» Prompt 1:
In the text about the UN officials' visit to Bangladesh, which region have the Rohingya refugees fled into?
» Prompt 2:
Continue the text about the UN officials' visit to Rohingya refugees in Bangladesh from the point where it ends.

» Excerpted text:

At the end of a joint visit to the country, UN Emergency Relief Coordinator Mark Lowcock, head of UN migration agency (IOM) António Vitorino, and UN High Commissioner for Refugees (UNHCR), Filippo Grandi, reiterated their commitment to find safe and sustainable solutions for Rohingya refugees in Bangladesh, as well as helping them to make a safe and dignified return home.
Since August 2017, nearly 900,000 minority Muslim Rohingyas have fled violence across the border into Bangladesh’s Cox’s Bazar region, joining several hundred thousand others that had already settled there in overcrowded camps.
Mr. Lowcock painted a picture of “the most appalling brutality imaginable” during his first visit in 2017, when he “met with children who had seen parents killed” and women who, “just holding on”, recounted “horrendous stories of sexual violence they had survived”.

» Data lines:
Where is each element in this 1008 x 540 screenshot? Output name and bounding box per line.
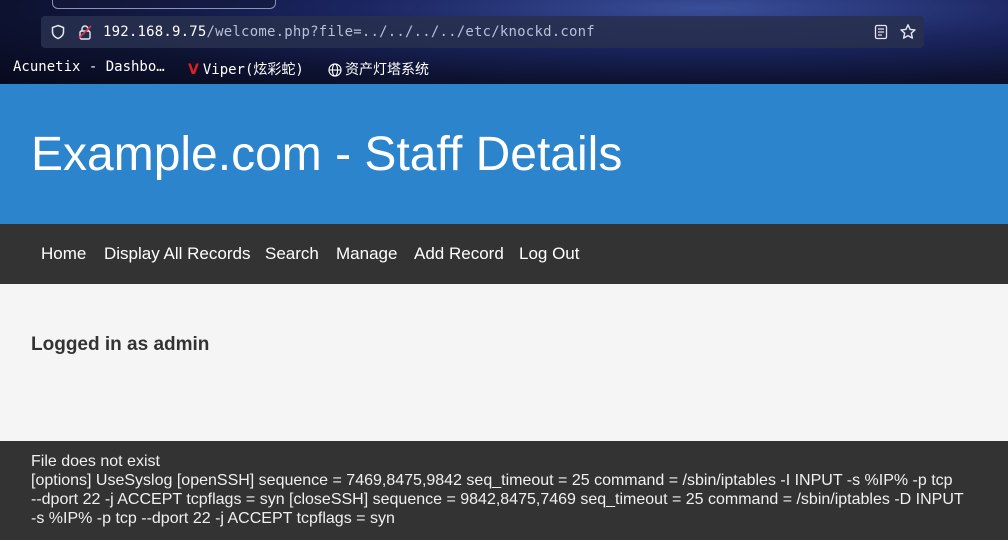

» Task answer 1:
Cox's Bazar

» Task answer 2:
After visiting Cox’s Bazar this trip they noted that almost half of the 540,000 refugee children under the age of 12 are missing out completely on an education, while the remainder are only able to access very limited schooling. Moreover, just a handful of teenagers are currently able to access any form of education or training.
“With the current crisis almost two years on, we must give refugees the chance to learn, build skills and contribute to their communities while also preparing for reintegration when they can return to Myanmar,” said Mr. Grandi. “The future of the Rohingya refugees hangs in the balance.”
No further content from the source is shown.